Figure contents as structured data
begin

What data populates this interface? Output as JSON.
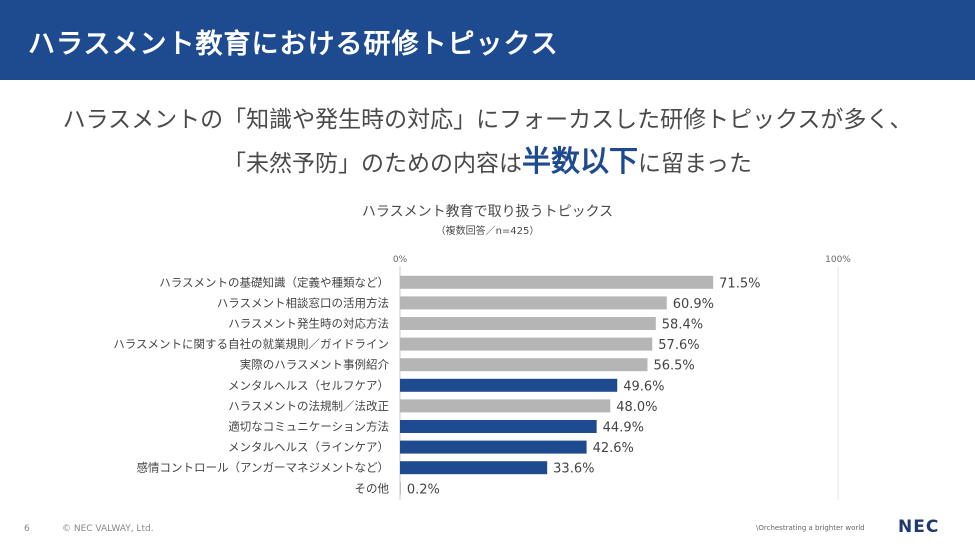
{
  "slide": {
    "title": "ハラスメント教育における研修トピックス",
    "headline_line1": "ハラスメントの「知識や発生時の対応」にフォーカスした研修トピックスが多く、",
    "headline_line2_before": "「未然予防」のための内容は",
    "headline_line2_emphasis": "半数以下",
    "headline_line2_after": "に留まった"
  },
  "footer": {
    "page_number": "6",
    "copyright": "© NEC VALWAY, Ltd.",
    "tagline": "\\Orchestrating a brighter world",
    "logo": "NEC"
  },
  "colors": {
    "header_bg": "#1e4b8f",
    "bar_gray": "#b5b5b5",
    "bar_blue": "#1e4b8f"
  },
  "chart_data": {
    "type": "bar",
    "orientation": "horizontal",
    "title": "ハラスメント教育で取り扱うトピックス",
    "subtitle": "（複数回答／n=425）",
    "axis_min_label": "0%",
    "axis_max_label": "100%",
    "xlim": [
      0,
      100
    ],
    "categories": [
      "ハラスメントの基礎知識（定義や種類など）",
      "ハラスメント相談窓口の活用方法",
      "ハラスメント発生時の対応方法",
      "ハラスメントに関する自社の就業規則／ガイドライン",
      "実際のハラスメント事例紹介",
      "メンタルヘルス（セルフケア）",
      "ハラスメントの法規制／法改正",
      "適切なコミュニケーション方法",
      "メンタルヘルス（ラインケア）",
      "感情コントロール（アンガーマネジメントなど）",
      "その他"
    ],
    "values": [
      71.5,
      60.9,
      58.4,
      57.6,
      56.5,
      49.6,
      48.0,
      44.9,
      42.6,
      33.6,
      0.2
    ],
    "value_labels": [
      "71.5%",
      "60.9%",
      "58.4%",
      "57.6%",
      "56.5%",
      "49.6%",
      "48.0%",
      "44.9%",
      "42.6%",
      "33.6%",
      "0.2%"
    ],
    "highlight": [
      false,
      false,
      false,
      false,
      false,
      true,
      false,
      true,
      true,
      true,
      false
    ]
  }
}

end

» **THE TASK**: Write out every line above exactly as it is, leaving out the pictures.

» **RESULT**:
What data populates this interface? Output as JSON.
{
  "slide": {
    "title": "ハラスメント教育における研修トピックス",
    "headline_line1": "ハラスメントの「知識や発生時の対応」にフォーカスした研修トピックスが多く、",
    "headline_line2_before": "「未然予防」のための内容は",
    "headline_line2_emphasis": "半数以下",
    "headline_line2_after": "に留まった"
  },
  "footer": {
    "page_number": "6",
    "copyright": "© NEC VALWAY, Ltd.",
    "tagline": "\\Orchestrating a brighter world",
    "logo": "NEC"
  },
  "colors": {
    "header_bg": "#1e4b8f",
    "bar_gray": "#b5b5b5",
    "bar_blue": "#1e4b8f"
  },
  "chart_data": {
    "type": "bar",
    "orientation": "horizontal",
    "title": "ハラスメント教育で取り扱うトピックス",
    "subtitle": "（複数回答／n=425）",
    "axis_min_label": "0%",
    "axis_max_label": "100%",
    "xlim": [
      0,
      100
    ],
    "categories": [
      "ハラスメントの基礎知識（定義や種類など）",
      "ハラスメント相談窓口の活用方法",
      "ハラスメント発生時の対応方法",
      "ハラスメントに関する自社の就業規則／ガイドライン",
      "実際のハラスメント事例紹介",
      "メンタルヘルス（セルフケア）",
      "ハラスメントの法規制／法改正",
      "適切なコミュニケーション方法",
      "メンタルヘルス（ラインケア）",
      "感情コントロール（アンガーマネジメントなど）",
      "その他"
    ],
    "values": [
      71.5,
      60.9,
      58.4,
      57.6,
      56.5,
      49.6,
      48.0,
      44.9,
      42.6,
      33.6,
      0.2
    ],
    "value_labels": [
      "71.5%",
      "60.9%",
      "58.4%",
      "57.6%",
      "56.5%",
      "49.6%",
      "48.0%",
      "44.9%",
      "42.6%",
      "33.6%",
      "0.2%"
    ],
    "highlight": [
      false,
      false,
      false,
      false,
      false,
      true,
      false,
      true,
      true,
      true,
      false
    ]
  }
}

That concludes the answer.